* BEGIN Data supplied *

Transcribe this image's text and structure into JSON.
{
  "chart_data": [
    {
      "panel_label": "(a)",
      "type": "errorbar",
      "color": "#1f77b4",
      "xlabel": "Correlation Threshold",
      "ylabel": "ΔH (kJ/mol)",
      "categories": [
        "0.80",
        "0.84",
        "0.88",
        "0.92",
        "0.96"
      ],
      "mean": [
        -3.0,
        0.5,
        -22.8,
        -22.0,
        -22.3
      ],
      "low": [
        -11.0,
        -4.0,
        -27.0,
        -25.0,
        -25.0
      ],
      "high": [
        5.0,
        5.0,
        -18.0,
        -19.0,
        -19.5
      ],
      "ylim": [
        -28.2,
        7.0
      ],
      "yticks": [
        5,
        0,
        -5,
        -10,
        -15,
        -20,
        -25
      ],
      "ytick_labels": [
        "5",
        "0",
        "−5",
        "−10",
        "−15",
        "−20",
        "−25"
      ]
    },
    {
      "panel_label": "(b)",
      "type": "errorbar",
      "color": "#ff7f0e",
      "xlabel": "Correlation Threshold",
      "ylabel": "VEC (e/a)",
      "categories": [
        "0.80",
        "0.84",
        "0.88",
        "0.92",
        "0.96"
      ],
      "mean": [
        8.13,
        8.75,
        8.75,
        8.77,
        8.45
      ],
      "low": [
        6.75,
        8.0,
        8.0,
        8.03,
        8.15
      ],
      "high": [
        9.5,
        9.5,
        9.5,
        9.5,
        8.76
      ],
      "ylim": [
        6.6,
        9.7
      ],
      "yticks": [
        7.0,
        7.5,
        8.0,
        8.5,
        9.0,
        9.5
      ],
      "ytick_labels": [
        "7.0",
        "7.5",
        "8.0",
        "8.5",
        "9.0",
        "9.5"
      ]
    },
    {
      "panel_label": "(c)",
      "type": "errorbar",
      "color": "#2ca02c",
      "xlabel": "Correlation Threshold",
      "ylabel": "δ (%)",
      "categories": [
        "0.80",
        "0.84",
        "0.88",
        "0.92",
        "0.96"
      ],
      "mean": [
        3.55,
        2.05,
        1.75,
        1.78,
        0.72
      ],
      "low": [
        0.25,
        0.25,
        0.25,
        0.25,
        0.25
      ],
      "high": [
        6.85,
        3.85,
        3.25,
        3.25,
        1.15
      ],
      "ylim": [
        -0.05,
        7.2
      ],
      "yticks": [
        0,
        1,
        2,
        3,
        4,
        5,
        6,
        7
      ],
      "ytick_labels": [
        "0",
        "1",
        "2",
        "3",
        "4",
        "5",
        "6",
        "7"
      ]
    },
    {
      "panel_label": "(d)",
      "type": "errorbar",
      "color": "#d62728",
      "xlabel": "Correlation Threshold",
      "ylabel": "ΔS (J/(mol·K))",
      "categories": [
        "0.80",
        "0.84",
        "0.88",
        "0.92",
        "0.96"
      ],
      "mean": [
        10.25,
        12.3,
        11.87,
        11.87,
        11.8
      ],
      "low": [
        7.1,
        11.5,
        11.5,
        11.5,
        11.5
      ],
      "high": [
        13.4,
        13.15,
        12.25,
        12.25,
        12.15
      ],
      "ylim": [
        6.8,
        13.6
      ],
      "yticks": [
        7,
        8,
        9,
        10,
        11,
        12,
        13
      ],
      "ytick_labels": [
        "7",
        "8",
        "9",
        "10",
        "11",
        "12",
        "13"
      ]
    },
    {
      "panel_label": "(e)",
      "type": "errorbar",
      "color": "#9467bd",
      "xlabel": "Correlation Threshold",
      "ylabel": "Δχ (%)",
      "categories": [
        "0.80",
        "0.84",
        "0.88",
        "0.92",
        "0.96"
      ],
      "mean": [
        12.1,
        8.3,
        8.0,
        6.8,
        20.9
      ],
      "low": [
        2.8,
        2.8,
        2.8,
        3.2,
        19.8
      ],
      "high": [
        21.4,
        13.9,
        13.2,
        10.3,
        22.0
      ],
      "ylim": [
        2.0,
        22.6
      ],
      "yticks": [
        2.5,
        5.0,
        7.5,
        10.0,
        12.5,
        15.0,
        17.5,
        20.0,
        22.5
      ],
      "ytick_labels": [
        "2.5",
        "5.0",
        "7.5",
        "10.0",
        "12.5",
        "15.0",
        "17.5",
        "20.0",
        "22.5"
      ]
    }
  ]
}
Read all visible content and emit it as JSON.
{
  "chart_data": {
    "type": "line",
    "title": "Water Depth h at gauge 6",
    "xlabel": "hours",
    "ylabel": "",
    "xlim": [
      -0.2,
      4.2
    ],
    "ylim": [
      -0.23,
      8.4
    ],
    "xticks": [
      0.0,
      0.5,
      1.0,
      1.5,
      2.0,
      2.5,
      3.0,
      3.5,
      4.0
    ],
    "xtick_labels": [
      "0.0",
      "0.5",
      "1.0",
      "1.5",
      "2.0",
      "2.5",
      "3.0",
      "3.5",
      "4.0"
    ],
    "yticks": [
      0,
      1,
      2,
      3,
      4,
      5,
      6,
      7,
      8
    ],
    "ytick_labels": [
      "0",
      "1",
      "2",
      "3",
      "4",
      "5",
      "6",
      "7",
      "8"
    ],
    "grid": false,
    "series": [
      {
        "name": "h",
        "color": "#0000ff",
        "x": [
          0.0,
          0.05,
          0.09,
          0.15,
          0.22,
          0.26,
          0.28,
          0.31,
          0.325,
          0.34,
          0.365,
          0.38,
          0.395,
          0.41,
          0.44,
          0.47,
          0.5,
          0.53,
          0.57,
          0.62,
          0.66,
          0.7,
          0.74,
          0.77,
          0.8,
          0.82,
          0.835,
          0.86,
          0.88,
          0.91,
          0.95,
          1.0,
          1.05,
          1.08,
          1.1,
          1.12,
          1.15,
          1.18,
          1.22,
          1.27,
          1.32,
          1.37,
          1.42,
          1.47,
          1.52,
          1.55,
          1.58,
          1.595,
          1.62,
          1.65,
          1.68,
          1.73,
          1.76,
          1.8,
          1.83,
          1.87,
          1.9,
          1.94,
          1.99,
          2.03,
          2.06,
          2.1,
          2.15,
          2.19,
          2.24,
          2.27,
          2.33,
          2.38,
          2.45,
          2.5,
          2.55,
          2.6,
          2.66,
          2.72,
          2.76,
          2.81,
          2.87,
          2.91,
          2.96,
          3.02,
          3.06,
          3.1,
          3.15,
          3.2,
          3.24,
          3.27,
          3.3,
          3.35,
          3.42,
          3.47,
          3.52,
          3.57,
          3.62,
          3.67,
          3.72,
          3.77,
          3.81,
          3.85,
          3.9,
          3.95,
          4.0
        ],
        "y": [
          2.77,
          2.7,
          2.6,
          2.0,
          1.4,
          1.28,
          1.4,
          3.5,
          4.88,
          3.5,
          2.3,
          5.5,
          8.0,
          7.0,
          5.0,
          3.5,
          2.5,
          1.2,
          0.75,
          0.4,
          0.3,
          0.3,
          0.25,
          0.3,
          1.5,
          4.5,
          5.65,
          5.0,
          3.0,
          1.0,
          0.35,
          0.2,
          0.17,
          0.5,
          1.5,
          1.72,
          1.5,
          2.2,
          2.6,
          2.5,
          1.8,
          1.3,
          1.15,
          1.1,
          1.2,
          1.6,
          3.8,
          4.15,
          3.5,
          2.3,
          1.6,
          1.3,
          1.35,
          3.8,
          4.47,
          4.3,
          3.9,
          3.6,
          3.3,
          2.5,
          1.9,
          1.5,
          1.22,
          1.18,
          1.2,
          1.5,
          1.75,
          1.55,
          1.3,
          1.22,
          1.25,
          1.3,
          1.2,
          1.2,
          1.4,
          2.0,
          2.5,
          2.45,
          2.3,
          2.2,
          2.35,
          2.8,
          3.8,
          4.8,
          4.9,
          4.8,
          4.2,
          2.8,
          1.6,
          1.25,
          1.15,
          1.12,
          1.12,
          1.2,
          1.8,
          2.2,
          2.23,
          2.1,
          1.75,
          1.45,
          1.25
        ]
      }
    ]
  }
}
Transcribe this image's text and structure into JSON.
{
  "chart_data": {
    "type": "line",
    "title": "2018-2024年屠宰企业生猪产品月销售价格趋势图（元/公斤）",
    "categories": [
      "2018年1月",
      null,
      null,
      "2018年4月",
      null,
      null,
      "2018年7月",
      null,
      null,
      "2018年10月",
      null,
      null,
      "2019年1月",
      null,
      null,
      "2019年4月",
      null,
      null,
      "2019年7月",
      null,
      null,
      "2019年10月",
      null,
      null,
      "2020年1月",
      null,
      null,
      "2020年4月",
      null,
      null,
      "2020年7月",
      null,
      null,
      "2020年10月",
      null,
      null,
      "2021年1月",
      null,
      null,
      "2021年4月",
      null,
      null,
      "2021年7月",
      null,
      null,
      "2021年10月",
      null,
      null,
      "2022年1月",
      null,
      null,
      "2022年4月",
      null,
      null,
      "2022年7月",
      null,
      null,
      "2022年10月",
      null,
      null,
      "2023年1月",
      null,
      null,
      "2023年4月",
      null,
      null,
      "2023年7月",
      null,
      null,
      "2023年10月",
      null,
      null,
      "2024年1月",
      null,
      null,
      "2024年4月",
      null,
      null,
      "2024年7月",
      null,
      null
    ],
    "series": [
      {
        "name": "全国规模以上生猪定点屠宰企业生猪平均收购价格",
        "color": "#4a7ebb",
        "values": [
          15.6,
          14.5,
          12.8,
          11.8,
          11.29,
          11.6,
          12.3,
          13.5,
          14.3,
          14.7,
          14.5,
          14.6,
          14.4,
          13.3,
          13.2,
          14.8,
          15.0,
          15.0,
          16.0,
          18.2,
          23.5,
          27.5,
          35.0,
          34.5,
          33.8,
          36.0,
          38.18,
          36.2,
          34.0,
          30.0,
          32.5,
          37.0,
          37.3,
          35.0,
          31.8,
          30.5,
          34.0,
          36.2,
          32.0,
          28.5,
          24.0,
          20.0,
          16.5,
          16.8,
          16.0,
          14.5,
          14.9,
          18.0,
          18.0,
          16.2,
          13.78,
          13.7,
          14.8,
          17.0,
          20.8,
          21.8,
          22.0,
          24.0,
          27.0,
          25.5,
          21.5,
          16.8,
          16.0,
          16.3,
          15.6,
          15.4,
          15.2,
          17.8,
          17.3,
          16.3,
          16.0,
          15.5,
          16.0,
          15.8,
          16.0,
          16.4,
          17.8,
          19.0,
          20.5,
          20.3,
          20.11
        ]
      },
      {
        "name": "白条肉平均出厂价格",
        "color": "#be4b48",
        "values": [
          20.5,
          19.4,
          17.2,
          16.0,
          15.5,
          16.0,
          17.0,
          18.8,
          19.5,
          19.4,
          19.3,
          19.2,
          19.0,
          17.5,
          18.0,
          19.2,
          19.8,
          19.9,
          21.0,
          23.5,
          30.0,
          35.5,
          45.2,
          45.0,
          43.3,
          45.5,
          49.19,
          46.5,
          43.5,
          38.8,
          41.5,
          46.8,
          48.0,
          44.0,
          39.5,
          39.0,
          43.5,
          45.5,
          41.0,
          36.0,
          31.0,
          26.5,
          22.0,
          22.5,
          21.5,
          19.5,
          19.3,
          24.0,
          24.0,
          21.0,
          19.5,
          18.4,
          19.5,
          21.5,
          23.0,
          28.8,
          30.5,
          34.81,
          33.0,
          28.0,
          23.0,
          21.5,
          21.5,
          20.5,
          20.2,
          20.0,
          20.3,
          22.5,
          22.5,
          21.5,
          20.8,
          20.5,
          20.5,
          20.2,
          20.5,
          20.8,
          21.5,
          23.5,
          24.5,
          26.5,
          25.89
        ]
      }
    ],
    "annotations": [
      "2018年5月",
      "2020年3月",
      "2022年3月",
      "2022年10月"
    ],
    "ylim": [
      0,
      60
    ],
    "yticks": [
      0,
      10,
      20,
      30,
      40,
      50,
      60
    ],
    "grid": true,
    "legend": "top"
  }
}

* END Data supplied *
* BEGIN Data supplied *

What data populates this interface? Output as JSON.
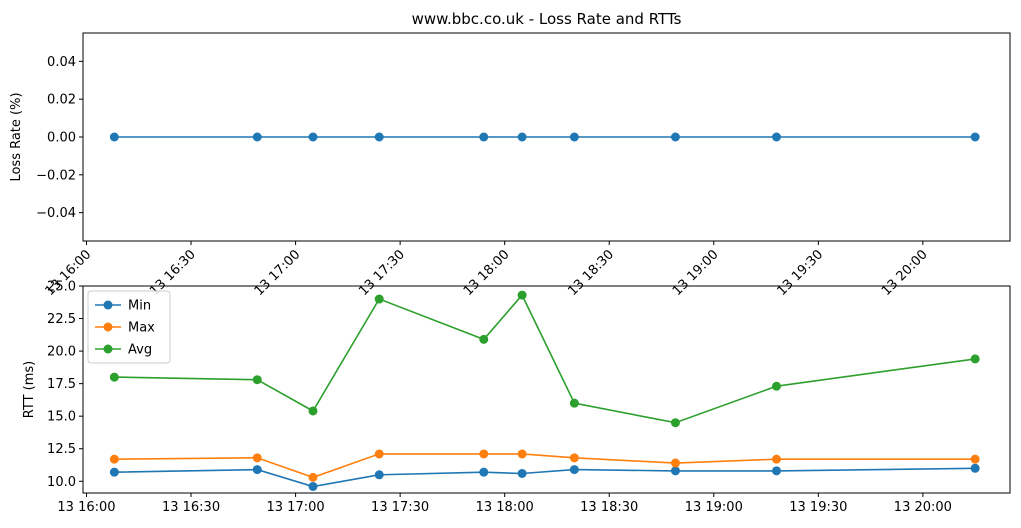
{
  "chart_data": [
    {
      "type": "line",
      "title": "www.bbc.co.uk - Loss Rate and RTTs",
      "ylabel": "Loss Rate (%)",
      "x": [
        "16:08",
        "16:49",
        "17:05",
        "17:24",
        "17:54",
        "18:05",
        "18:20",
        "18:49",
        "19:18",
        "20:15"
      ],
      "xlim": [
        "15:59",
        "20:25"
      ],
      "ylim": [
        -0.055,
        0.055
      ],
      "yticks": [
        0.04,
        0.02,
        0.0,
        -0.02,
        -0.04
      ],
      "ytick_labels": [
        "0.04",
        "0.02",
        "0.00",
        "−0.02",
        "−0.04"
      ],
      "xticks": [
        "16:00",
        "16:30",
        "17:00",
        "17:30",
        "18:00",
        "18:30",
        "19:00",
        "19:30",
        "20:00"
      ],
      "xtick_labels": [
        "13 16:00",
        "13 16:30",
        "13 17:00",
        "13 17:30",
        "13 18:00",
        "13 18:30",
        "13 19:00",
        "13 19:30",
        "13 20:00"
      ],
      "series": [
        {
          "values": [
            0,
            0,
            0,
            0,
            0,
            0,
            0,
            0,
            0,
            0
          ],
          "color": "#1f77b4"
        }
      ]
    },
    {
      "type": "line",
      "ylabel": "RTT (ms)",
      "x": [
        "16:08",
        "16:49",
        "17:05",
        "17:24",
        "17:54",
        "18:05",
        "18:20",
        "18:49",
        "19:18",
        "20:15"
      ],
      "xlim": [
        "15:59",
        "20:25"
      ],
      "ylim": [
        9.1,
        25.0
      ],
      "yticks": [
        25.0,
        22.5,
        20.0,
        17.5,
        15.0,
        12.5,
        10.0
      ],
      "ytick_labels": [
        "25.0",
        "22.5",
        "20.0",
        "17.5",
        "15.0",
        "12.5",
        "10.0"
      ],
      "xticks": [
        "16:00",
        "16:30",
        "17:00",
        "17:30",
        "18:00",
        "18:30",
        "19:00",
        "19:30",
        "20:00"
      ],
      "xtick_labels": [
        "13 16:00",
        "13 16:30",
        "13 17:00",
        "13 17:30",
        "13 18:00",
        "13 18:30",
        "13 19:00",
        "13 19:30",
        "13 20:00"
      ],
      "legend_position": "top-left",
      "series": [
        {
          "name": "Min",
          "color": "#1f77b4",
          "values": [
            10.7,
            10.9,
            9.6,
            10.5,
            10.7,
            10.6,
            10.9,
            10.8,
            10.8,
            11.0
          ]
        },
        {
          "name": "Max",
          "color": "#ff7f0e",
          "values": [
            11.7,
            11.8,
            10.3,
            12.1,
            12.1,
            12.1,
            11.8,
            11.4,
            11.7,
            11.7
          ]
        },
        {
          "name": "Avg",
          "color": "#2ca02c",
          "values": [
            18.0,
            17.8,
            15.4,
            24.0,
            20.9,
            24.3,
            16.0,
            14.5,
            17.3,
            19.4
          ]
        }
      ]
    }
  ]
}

* END Data supplied *

- Exercise objective
Of all the lines above, how many contain the word "ylabel"? Answer with only the number.

- Answer to this exercise
8